TEXTO FORNECIDO:
Por que a maior fabricante nacional de eletroeletrônico perde executivos, atrasa o lançamento de produtos e assiste aos rivais se aproximarem rapidamente
Afonso Antônio Hennel, o homem que comanda a maior indústria de eletroeletrônicos do País, reuniu nomes importantes do mercado para mostrar os últimos lançamentos da empresa. Num evidente bom humor, ele cumprimentou amigos, foi abraçado por executivos de várias redes varejistas e chegou a falar no microfone sobre a Semp Toshiba do futuro. Num anúncio surpreendente, o filho do fundador Affonso Brandão Hennel disse que o comando da empresa passaria a ser dividido entre três vice-presidentes recém-nomeados. Afonso Hennel, 57 anos, viu a Semp Toshiba crescer. Com fama de centralizador e hábil negociador, vira e mexe, ele compra umas batalhas e diz o que pensa. Pois o dono de 60% do capital da empresa de R$ 2,2 bilhões de faturamento achou que era hora de delegar mais. “Fale com eles, se quer saber da empresa. Eu não sei de nada”, dizia à DINHEIRO, em meio a risos, ao apontar para os novos executivos do grupo. A mudança foi o primeiro sinal mais claro de que estava sendo construída uma Nova Semp Toshiba, como a chamam internamente. Seria uma empresa mais ágil e com foco no setor de informática. Mas a construção dessa companhia tem custado caro. O problema é que a nova e a velha Semp se cruzam o tempo todo e, quase sempre, não se entendem. Nessa crise de identidade, executivos saíram da companhia, lançamentos são adiados e os concorrentes ganham espaço rapidamente.

CONTEÚDO DOS DADOS:
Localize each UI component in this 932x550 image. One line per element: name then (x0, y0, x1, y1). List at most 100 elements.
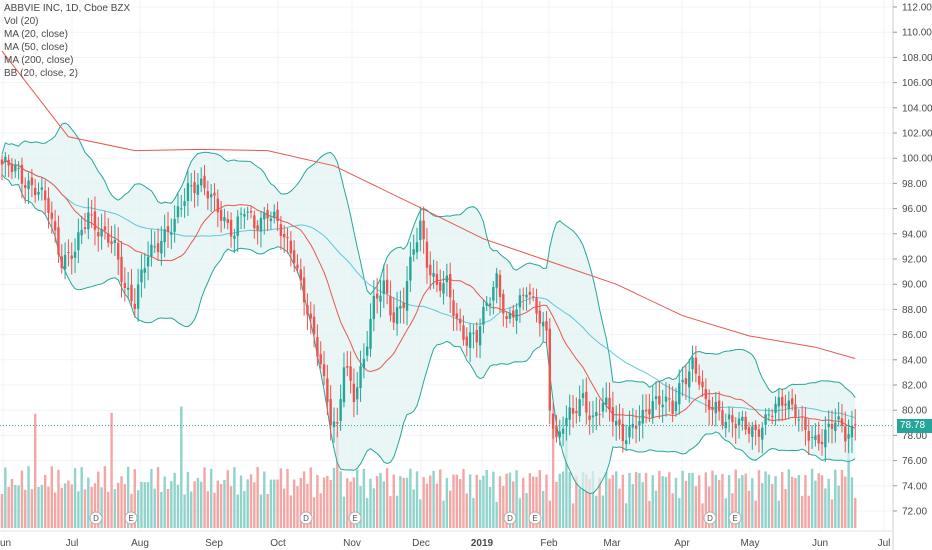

DESAFIOS PROPOSTOS:
**A.** Enumere as consequências da crise de identidade que o texto sobre a Semp Toshiba atribui ao choque entre a nova e a velha empresa.
**B.** Segundo o texto sobre a Semp Toshiba, que fatia do capital da empresa pertence a Afonso Hennel?
**C.** Retome o texto sobre a Semp Toshiba a partir do ponto em que ele termina.
Os dados não têm nenhuma função nesta etapa.

RESULTADOS DAS TAREFAS:
**A.** Executivos saíram da companhia, lançamentos são adiados e os concorrentes ganham espaço rapidamente.

**B.** 60% do capital.

**C.**
Relatório da Suframa, obtido pela DINHEIRO, revela que, em 2006, a LG, por exemplo, ocupava a sexta colocação no ranking geral por faturamento. Em 2007, ela saltou duas posições e desbancou até a Philips. A Semp Toshiba, por sua vez, repetiu em 2007 a mesma receita de 2006, cerca de R$ 2,2 bilhões e manteve-se no sétimo lugar, mais distante da coreana. Segundo relatório inédito do Ipea, a Semp tinha 10% das vendas totais de eletrônicos em 1993. Quase 15 anos depois, essa parcela está um pouco acima de 11%. A Philips pulou de 17% para mais de 30%.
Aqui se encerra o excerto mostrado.